* **SHORT PROBLEM**
List, from the lines below, each one with "المركز" in it.

Part of a data file
○ ○ ○ ○ ○ ○ ○
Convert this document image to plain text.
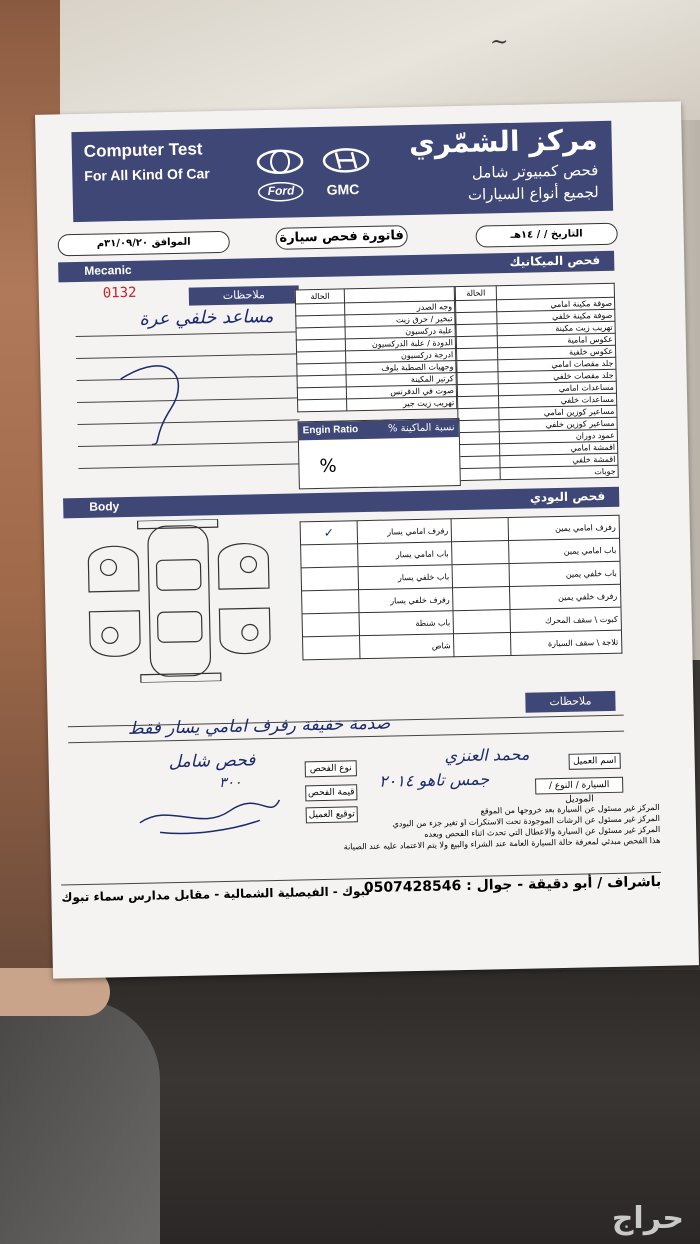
~
Computer Test
For All Kind Of Car
Ford GMC
مركز الشمّري
فحص كمبيوتر شامل
لجميع أنواع السيارات
الموافق ٣١/٠٩/٢٠م	فاتورة فحص سيارة	التاريخ / / ١٤هـ
Mecanic
فحص الميكانيك
0132	ملاحظات
مساعد خلفي عرة
الحالة	
	صوفة مكينة امامي
	صوفة مكينة خلفي
	تهريب زيت مكينة
	عكوس امامية
	عكوس خلفية
	جلد مقصات امامي
	جلد مقصات خلفي
	مساعدات امامي
	مساعدات خلفي
	مساعير كوزين امامي
	مساعير كوزين خلفي
	عمود دوران
	اقمشة امامي
	اقمشة خلفي
	جوبات
الحالة	
	وجه الصدر
	تبخير / حرق زيت
	علبة دركسيون
	الدودة / علبة الدركسيون
	ادرجة دركسيون
	وجهيات الصطبة بلوف
	كرتير المكينة
	صوت في الدفرنس
	تهريب زيت جير
Engin Ratio	نسبة الماكينة %
%
Body
فحص البودي
✓	رفرف امامي يسار		رفرف امامي يمين
	باب امامي يسار		باب امامي يمين
	باب خلفي يسار		باب خلفي يمين
	رفرف خلفي يسار		رفرف خلفي يمين
	باب شنطة		كبوت \ سقف المحرك
	شاص		ثلاجة \ سقف السيارة
ملاحظات
صدمة خفيفة رفرف امامي يسار فقط
اسم العميل
محمد العنزي
السيارة / النوع / الموديل
جمس تاهو ٢٠١٤
نوع الفحص
فحص شامل
قيمة الفحص
٣٠٠
توقيع العميل	المركز غير مسئول عن السيارة بعد خروجها من الموقع
المركز غير مسئول عن الرشات الموجودة تحت الاستكرات او تغير جزء من البودي
المركز غير مسئول عن السيارة والاعطال التي تحدث اثناء الفحص وبعده
هذا الفحص مبدئي لمعرفة حالة السيارة العامة عند الشراء والبيع ولا يتم الاعتماد عليه عند الصيانة
باشراف / أبو دقيقة - جوال : 0507428546
تبوك - الفيصلية الشمالية - مقابل مدارس سماء تبوك
حراج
○ ○ ○ ○ ○ ○ ○
* **RESPONSE TO THE EXERCISE**
توقيع العميل	المركز غير مسئول عن السيارة بعد خروجها من الموقع
المركز غير مسئول عن الرشات الموجودة تحت الاستكرات او تغير جزء من البودي
المركز غير مسئول عن السيارة والاعطال التي تحدث اثناء الفحص وبعده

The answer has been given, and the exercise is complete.